Request
Go through the listing and copy every line word for word.

** start **

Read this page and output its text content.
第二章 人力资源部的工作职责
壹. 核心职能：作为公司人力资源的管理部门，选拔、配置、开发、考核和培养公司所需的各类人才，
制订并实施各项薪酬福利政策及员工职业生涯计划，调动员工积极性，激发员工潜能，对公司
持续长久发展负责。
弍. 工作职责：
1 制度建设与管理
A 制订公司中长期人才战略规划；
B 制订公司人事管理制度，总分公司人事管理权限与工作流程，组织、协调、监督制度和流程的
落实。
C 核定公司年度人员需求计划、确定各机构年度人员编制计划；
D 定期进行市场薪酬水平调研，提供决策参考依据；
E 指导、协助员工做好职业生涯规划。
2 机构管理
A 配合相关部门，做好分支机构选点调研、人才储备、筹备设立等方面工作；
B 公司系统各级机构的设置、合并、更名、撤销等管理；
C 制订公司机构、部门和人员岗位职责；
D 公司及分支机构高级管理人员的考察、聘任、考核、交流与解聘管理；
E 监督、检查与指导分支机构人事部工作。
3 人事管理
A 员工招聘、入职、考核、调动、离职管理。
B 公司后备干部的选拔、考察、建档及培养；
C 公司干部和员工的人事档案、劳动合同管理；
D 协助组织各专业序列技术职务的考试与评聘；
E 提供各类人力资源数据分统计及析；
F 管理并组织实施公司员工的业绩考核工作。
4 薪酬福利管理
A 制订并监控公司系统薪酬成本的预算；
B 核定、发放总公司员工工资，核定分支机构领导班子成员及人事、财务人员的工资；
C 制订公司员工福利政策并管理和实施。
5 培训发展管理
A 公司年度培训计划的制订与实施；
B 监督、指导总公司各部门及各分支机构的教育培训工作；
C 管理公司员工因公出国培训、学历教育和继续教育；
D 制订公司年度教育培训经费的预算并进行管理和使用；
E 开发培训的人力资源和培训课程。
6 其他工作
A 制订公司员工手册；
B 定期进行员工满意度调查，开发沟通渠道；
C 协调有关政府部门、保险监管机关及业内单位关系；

** end **

Reply to the task
Read this page and output its text content.
第二章 人力资源部的工作职责
壹. 核心职能：作为公司人力资源的管理部门，选拔、配置、开发、考核和培养公司所需的各类人才，
制订并实施各项薪酬福利政策及员工职业生涯计划，调动员工积极性，激发员工潜能，对公司
持续长久发展负责。
弍. 工作职责：
1 制度建设与管理
A 制订公司中长期人才战略规划；
B 制订公司人事管理制度，总分公司人事管理权限与工作流程，组织、协调、监督制度和流程的
落实。
C 核定公司年度人员需求计划、确定各机构年度人员编制计划；
D 定期进行市场薪酬水平调研，提供决策参考依据；
E 指导、协助员工做好职业生涯规划。
2 机构管理
A 配合相关部门，做好分支机构选点调研、人才储备、筹备设立等方面工作；
B 公司系统各级机构的设置、合并、更名、撤销等管理；
C 制订公司机构、部门和人员岗位职责；
D 公司及分支机构高级管理人员的考察、聘任、考核、交流与解聘管理；
E 监督、检查与指导分支机构人事部工作。
3 人事管理
A 员工招聘、入职、考核、调动、离职管理。
B 公司后备干部的选拔、考察、建档及培养；
C 公司干部和员工的人事档案、劳动合同管理；
D 协助组织各专业序列技术职务的考试与评聘；
E 提供各类人力资源数据分统计及析；
F 管理并组织实施公司员工的业绩考核工作。
4 薪酬福利管理
A 制订并监控公司系统薪酬成本的预算；
B 核定、发放总公司员工工资，核定分支机构领导班子成员及人事、财务人员的工资；
C 制订公司员工福利政策并管理和实施。
5 培训发展管理
A 公司年度培训计划的制订与实施；
B 监督、指导总公司各部门及各分支机构的教育培训工作；
C 管理公司员工因公出国培训、学历教育和继续教育；
D 制订公司年度教育培训经费的预算并进行管理和使用；
E 开发培训的人力资源和培训课程。
6 其他工作
A 制订公司员工手册；
B 定期进行员工满意度调查，开发沟通渠道；
C 协调有关政府部门、保险监管机关及业内单位关系；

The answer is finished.